**Set problem**
Give the records back in full, exactly as they read.

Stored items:

***

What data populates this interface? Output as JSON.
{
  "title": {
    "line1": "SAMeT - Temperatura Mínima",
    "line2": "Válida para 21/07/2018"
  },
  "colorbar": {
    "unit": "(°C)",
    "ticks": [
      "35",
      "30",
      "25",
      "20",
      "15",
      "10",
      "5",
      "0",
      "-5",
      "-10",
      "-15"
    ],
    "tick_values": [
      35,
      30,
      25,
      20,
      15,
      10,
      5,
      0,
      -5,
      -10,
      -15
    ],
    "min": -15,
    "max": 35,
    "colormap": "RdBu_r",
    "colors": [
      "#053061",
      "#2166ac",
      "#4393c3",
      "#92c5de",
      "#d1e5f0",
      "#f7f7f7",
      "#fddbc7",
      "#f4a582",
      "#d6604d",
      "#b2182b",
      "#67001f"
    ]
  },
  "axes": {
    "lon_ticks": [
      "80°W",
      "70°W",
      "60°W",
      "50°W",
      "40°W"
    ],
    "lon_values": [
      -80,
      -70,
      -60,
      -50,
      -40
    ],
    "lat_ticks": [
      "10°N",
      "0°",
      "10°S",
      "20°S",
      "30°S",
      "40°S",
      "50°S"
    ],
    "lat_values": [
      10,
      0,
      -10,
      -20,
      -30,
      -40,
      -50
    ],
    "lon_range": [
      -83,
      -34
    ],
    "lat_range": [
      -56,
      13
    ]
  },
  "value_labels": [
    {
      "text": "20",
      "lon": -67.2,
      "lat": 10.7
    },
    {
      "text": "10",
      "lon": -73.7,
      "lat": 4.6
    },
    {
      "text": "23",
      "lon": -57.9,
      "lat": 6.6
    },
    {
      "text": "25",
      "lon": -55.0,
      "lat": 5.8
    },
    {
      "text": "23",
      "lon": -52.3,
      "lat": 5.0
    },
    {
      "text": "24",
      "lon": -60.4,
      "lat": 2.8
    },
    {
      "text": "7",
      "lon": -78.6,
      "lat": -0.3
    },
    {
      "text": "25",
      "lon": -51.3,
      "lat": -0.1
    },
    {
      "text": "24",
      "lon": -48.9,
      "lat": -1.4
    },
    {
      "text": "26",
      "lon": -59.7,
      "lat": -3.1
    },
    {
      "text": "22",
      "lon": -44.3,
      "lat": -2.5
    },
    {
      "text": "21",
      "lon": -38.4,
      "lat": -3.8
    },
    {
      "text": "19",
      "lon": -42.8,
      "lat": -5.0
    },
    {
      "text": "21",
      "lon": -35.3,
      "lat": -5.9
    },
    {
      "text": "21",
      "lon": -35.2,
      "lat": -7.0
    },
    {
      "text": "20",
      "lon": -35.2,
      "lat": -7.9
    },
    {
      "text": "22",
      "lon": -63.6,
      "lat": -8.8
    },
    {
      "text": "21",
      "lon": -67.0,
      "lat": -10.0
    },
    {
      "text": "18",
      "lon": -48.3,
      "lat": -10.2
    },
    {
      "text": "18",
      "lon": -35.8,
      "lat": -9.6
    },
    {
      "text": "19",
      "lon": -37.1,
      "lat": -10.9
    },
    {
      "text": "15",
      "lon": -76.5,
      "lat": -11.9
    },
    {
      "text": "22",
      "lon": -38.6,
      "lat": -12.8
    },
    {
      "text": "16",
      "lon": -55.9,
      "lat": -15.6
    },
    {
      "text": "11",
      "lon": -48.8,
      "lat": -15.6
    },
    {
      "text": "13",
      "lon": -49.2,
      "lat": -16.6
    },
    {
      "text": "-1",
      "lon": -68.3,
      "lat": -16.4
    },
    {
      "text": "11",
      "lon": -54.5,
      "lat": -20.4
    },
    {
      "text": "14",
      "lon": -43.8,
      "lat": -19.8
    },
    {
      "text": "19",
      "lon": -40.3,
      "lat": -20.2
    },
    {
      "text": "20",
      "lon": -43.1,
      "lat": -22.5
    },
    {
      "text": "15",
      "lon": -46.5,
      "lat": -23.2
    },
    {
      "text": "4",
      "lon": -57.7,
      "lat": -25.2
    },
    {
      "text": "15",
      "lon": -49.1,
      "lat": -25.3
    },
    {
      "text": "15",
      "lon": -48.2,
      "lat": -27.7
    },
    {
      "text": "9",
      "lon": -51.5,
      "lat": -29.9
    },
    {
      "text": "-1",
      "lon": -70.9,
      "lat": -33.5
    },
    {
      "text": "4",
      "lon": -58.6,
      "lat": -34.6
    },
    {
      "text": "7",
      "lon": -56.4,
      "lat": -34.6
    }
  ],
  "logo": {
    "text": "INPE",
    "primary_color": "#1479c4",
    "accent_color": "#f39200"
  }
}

***

**Final result**
What data populates this interface? Output as JSON.
{
  "title": {
    "line1": "SAMeT - Temperatura Mínima",
    "line2": "Válida para 21/07/2018"
  },
  "colorbar": {
    "unit": "(°C)",
    "ticks": [
      "35",
      "30",
      "25",
      "20",
      "15",
      "10",
      "5",
      "0",
      "-5",
      "-10",
      "-15"
    ],
    "tick_values": [
      35,
      30,
      25,
      20,
      15,
      10,
      5,
      0,
      -5,
      -10,
      -15
    ],
    "min": -15,
    "max": 35,
    "colormap": "RdBu_r",
    "colors": [
      "#053061",
      "#2166ac",
      "#4393c3",
      "#92c5de",
      "#d1e5f0",
      "#f7f7f7",
      "#fddbc7",
      "#f4a582",
      "#d6604d",
      "#b2182b",
      "#67001f"
    ]
  },
  "axes": {
    "lon_ticks": [
      "80°W",
      "70°W",
      "60°W",
      "50°W",
      "40°W"
    ],
    "lon_values": [
      -80,
      -70,
      -60,
      -50,
      -40
    ],
    "lat_ticks": [
      "10°N",
      "0°",
      "10°S",
      "20°S",
      "30°S",
      "40°S",
      "50°S"
    ],
    "lat_values": [
      10,
      0,
      -10,
      -20,
      -30,
      -40,
      -50
    ],
    "lon_range": [
      -83,
      -34
    ],
    "lat_range": [
      -56,
      13
    ]
  },
  "value_labels": [
    {
      "text": "20",
      "lon": -67.2,
      "lat": 10.7
    },
    {
      "text": "10",
      "lon": -73.7,
      "lat": 4.6
    },
    {
      "text": "23",
      "lon": -57.9,
      "lat": 6.6
    },
    {
      "text": "25",
      "lon": -55.0,
      "lat": 5.8
    },
    {
      "text": "23",
      "lon": -52.3,
      "lat": 5.0
    },
    {
      "text": "24",
      "lon": -60.4,
      "lat": 2.8
    },
    {
      "text": "7",
      "lon": -78.6,
      "lat": -0.3
    },
    {
      "text": "25",
      "lon": -51.3,
      "lat": -0.1
    },
    {
      "text": "24",
      "lon": -48.9,
      "lat": -1.4
    },
    {
      "text": "26",
      "lon": -59.7,
      "lat": -3.1
    },
    {
      "text": "22",
      "lon": -44.3,
      "lat": -2.5
    },
    {
      "text": "21",
      "lon": -38.4,
      "lat": -3.8
    },
    {
      "text": "19",
      "lon": -42.8,
      "lat": -5.0
    },
    {
      "text": "21",
      "lon": -35.3,
      "lat": -5.9
    },
    {
      "text": "21",
      "lon": -35.2,
      "lat": -7.0
    },
    {
      "text": "20",
      "lon": -35.2,
      "lat": -7.9
    },
    {
      "text": "22",
      "lon": -63.6,
      "lat": -8.8
    },
    {
      "text": "21",
      "lon": -67.0,
      "lat": -10.0
    },
    {
      "text": "18",
      "lon": -48.3,
      "lat": -10.2
    },
    {
      "text": "18",
      "lon": -35.8,
      "lat": -9.6
    },
    {
      "text": "19",
      "lon": -37.1,
      "lat": -10.9
    },
    {
      "text": "15",
      "lon": -76.5,
      "lat": -11.9
    },
    {
      "text": "22",
      "lon": -38.6,
      "lat": -12.8
    },
    {
      "text": "16",
      "lon": -55.9,
      "lat": -15.6
    },
    {
      "text": "11",
      "lon": -48.8,
      "lat": -15.6
    },
    {
      "text": "13",
      "lon": -49.2,
      "lat": -16.6
    },
    {
      "text": "-1",
      "lon": -68.3,
      "lat": -16.4
    },
    {
      "text": "11",
      "lon": -54.5,
      "lat": -20.4
    },
    {
      "text": "14",
      "lon": -43.8,
      "lat": -19.8
    },
    {
      "text": "19",
      "lon": -40.3,
      "lat": -20.2
    },
    {
      "text": "20",
      "lon": -43.1,
      "lat": -22.5
    },
    {
      "text": "15",
      "lon": -46.5,
      "lat": -23.2
    },
    {
      "text": "4",
      "lon": -57.7,
      "lat": -25.2
    },
    {
      "text": "15",
      "lon": -49.1,
      "lat": -25.3
    },
    {
      "text": "15",
      "lon": -48.2,
      "lat": -27.7
    },
    {
      "text": "9",
      "lon": -51.5,
      "lat": -29.9
    },
    {
      "text": "-1",
      "lon": -70.9,
      "lat": -33.5
    },
    {
      "text": "4",
      "lon": -58.6,
      "lat": -34.6
    },
    {
      "text": "7",
      "lon": -56.4,
      "lat": -34.6
    }
  ],
  "logo": {
    "text": "INPE",
    "primary_color": "#1479c4",
    "accent_color": "#f39200"
  }
}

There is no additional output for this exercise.